What is required:
Looking at each line of the data below, tally those that contain the word "trong" and give only the total.

Segment Start: Records for the task

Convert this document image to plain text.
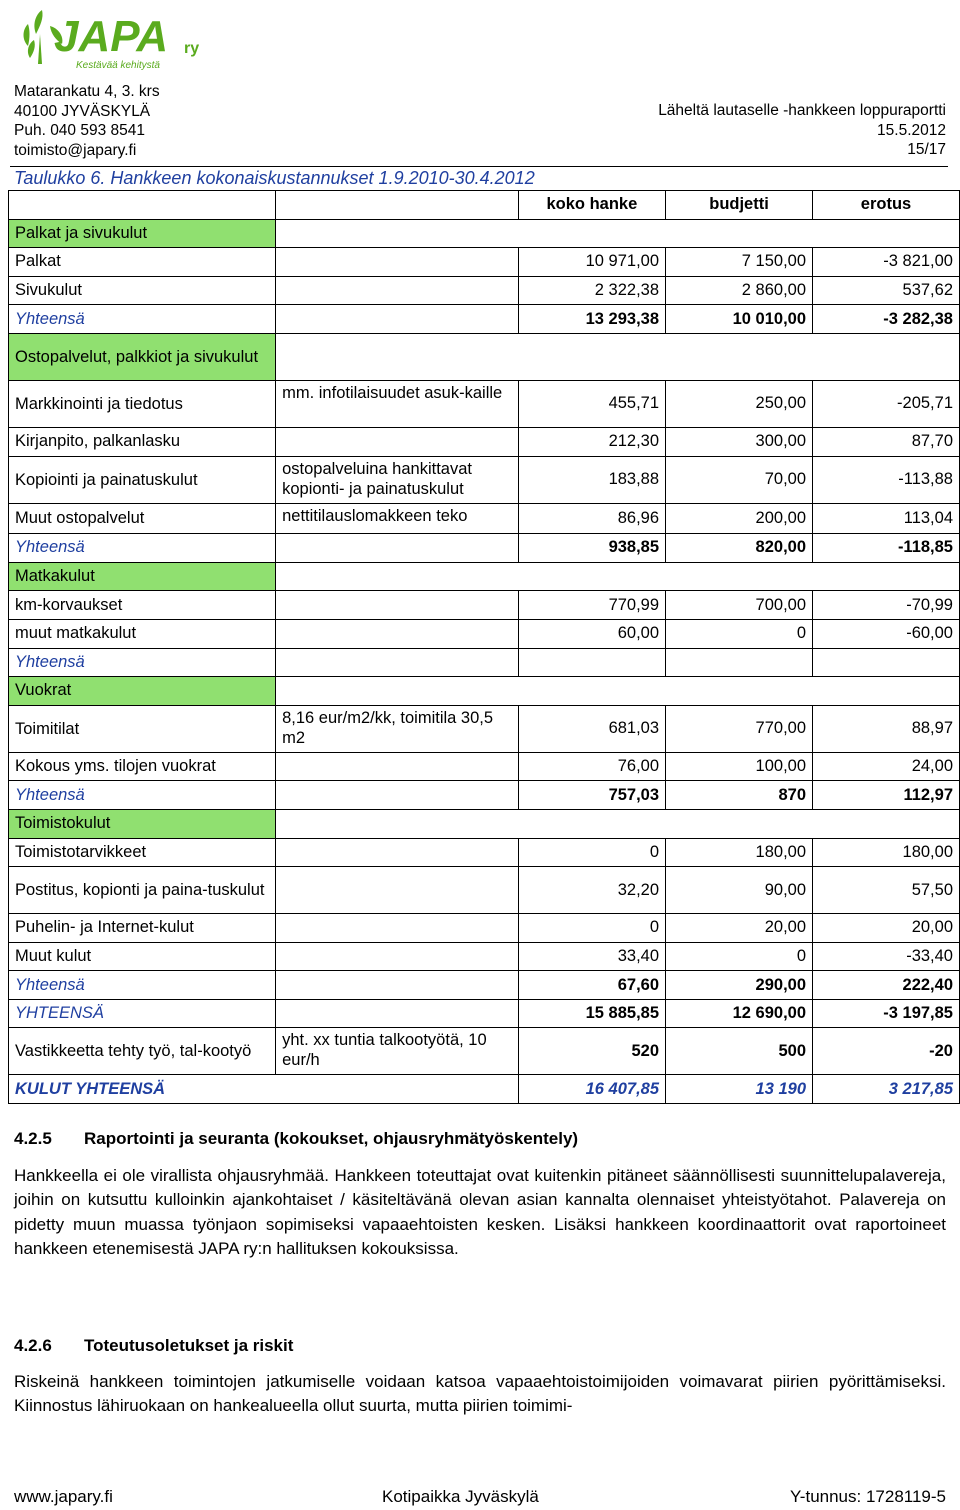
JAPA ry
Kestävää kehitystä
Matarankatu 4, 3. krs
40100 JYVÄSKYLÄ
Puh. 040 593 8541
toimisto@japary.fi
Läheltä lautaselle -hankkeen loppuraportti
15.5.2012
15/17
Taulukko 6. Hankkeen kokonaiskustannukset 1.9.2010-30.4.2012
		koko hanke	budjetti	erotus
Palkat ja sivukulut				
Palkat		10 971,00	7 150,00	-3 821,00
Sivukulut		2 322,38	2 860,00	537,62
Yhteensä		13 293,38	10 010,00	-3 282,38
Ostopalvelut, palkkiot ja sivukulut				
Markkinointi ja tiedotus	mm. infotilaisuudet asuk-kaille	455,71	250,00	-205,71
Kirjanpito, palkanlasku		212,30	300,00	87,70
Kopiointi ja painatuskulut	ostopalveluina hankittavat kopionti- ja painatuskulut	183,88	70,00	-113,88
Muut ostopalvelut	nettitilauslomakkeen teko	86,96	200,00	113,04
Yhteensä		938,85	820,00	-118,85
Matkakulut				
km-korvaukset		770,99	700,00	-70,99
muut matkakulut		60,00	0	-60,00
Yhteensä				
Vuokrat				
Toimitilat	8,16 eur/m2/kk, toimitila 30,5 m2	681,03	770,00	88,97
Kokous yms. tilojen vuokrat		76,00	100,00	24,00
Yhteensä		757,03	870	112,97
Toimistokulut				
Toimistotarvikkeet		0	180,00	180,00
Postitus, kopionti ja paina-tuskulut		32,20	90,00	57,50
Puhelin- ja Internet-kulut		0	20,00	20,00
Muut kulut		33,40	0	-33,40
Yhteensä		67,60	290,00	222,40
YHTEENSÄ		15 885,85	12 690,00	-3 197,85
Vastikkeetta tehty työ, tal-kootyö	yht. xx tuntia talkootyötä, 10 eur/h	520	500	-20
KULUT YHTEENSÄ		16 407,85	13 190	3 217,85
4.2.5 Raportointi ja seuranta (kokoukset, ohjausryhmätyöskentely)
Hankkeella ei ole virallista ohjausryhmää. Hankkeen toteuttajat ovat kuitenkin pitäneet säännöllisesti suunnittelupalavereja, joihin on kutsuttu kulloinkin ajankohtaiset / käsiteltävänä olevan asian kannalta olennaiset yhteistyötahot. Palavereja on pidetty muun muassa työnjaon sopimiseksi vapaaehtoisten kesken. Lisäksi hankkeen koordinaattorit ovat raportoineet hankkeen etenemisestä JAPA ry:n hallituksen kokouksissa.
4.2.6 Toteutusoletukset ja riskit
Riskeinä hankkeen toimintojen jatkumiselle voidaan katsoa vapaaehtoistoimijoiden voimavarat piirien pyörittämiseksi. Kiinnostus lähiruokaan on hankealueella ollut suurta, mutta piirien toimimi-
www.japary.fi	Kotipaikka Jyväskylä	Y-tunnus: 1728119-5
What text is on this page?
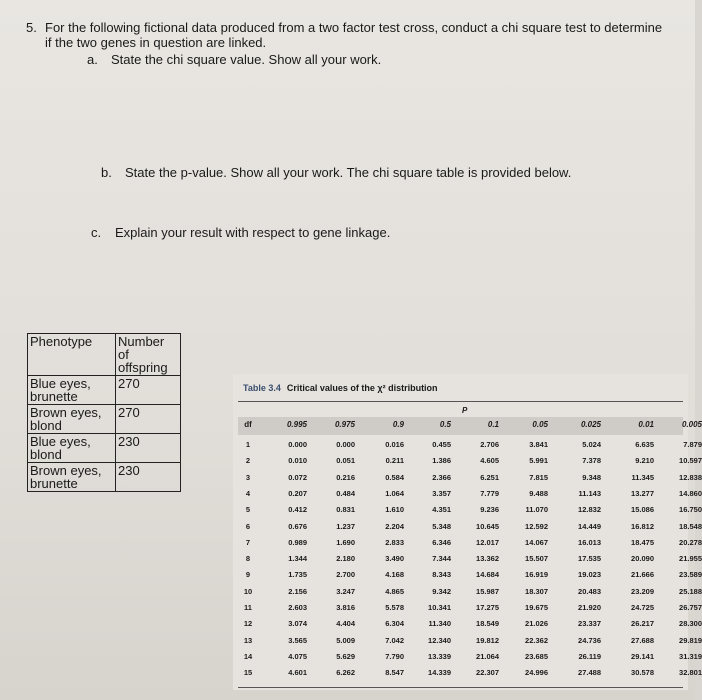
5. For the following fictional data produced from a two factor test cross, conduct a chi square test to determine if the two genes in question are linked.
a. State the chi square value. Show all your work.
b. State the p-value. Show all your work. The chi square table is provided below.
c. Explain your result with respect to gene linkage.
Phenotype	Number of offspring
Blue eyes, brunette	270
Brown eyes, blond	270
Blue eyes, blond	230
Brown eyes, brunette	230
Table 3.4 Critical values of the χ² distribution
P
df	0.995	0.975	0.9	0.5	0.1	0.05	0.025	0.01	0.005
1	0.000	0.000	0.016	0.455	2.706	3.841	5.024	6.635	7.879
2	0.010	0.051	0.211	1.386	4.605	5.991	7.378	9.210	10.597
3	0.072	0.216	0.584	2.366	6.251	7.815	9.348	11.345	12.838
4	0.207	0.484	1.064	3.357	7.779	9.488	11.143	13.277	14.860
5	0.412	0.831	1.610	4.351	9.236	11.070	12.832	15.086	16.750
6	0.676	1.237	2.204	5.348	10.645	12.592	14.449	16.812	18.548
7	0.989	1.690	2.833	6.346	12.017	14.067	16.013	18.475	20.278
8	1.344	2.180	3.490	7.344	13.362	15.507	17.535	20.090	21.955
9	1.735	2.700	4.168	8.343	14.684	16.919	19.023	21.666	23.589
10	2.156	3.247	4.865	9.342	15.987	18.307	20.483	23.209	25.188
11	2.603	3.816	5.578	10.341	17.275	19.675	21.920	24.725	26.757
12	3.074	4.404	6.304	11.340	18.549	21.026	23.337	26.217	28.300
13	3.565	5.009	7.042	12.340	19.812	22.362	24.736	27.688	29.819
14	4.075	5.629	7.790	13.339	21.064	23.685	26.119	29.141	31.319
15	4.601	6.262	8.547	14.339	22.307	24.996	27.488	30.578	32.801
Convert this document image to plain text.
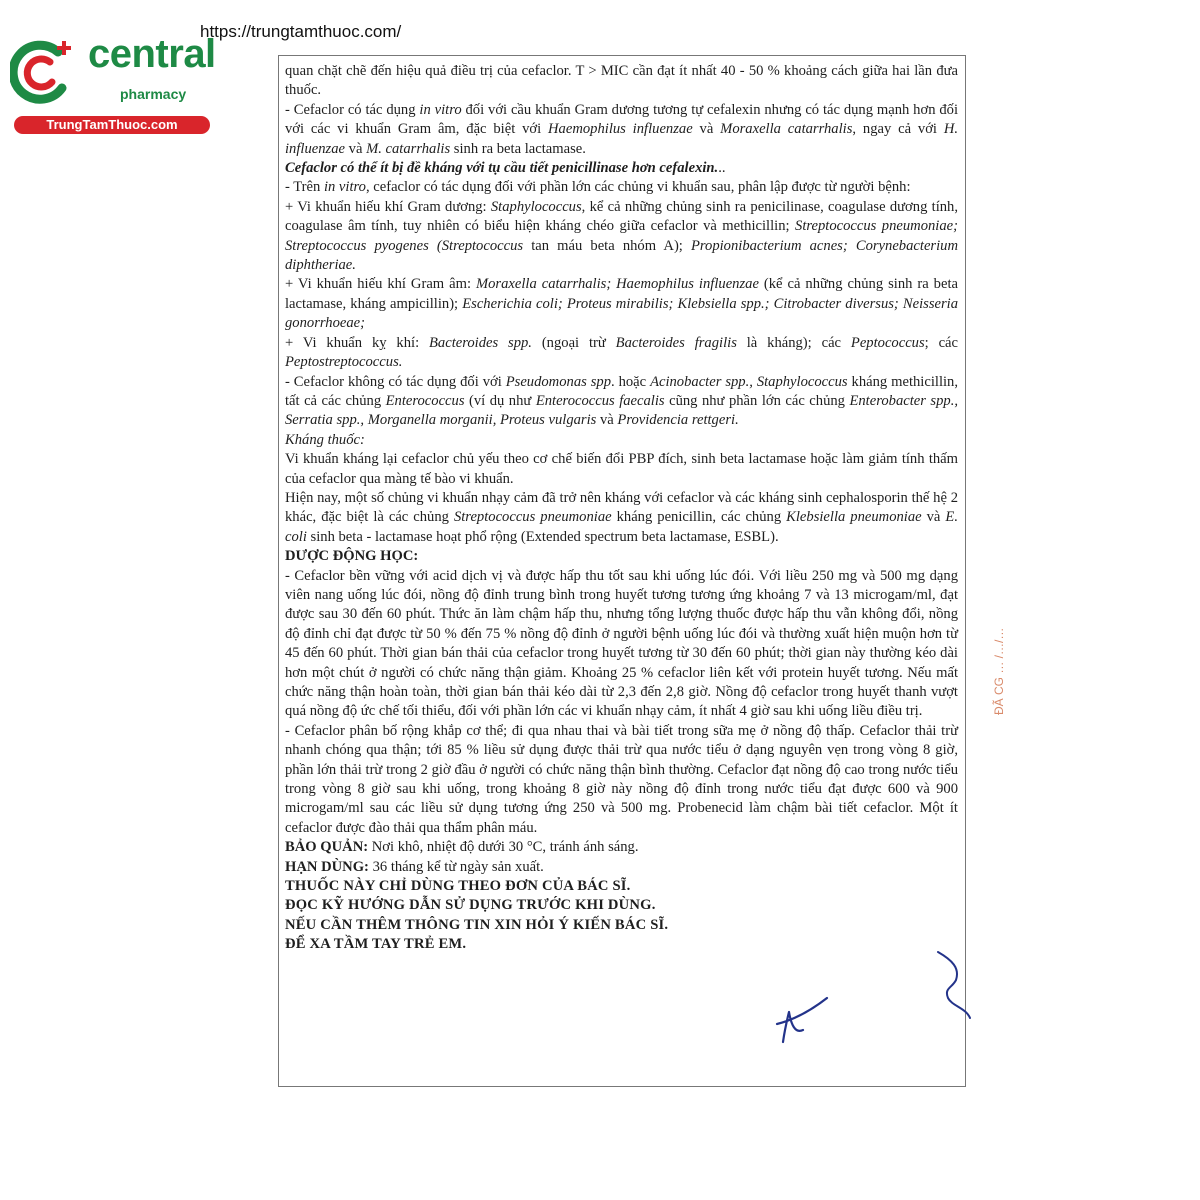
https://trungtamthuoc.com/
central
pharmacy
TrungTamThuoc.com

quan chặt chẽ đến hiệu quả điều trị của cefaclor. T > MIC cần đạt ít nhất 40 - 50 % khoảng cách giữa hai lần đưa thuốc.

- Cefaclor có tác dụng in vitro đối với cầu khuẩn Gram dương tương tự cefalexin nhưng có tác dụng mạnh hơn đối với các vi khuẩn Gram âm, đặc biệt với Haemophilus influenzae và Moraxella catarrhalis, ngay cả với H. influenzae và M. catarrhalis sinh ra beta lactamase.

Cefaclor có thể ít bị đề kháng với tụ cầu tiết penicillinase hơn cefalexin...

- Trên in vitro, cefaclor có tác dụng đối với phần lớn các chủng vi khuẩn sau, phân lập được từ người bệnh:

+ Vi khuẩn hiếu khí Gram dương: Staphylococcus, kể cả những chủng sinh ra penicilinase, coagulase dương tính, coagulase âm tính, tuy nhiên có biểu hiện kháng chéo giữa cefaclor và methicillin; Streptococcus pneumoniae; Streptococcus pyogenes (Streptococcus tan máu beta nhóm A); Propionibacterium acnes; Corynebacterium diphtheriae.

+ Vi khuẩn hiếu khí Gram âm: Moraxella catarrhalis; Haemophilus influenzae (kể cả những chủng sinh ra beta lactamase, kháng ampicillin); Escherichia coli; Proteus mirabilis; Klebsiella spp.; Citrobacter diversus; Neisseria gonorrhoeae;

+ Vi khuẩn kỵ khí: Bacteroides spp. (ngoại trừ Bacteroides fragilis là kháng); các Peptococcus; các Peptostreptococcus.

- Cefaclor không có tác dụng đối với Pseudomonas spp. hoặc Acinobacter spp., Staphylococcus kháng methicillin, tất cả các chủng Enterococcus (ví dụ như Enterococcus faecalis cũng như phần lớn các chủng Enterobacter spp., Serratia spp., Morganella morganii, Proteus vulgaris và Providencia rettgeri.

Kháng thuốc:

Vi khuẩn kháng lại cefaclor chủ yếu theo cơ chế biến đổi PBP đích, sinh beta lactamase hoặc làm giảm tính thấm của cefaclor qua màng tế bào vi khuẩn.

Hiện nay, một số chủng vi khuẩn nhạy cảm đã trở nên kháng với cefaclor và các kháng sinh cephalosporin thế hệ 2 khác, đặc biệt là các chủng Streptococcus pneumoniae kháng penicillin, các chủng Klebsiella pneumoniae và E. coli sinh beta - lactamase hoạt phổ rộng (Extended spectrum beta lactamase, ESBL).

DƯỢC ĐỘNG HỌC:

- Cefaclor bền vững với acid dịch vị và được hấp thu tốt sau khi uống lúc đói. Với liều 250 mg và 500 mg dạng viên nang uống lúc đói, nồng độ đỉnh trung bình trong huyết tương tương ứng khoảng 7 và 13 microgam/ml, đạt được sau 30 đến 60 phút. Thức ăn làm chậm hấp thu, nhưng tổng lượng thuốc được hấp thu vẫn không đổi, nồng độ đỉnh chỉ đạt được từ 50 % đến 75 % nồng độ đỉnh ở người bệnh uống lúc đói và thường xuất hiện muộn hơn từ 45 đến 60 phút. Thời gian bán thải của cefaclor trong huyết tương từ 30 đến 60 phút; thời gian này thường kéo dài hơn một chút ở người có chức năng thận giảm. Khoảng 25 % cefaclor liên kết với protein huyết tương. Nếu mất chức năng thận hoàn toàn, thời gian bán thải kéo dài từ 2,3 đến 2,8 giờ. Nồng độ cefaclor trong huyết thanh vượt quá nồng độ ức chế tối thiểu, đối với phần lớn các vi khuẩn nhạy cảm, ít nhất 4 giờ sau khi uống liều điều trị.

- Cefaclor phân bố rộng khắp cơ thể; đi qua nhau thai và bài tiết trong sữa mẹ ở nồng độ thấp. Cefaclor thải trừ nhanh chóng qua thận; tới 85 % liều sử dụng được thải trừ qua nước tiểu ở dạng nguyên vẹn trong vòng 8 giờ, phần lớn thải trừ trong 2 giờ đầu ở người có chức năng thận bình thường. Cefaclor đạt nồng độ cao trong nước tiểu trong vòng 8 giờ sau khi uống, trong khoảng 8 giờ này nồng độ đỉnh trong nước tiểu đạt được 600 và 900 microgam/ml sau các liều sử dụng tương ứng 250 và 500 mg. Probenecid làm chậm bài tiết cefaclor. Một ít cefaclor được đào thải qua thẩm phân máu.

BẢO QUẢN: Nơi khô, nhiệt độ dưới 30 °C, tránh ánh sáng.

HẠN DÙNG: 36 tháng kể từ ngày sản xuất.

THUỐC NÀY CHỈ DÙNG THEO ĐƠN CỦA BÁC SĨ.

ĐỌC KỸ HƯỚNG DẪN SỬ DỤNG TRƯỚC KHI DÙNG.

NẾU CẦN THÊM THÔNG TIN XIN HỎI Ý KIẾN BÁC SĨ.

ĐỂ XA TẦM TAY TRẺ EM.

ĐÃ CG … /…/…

Segment End: Records for the task

Solution for this exercise:
2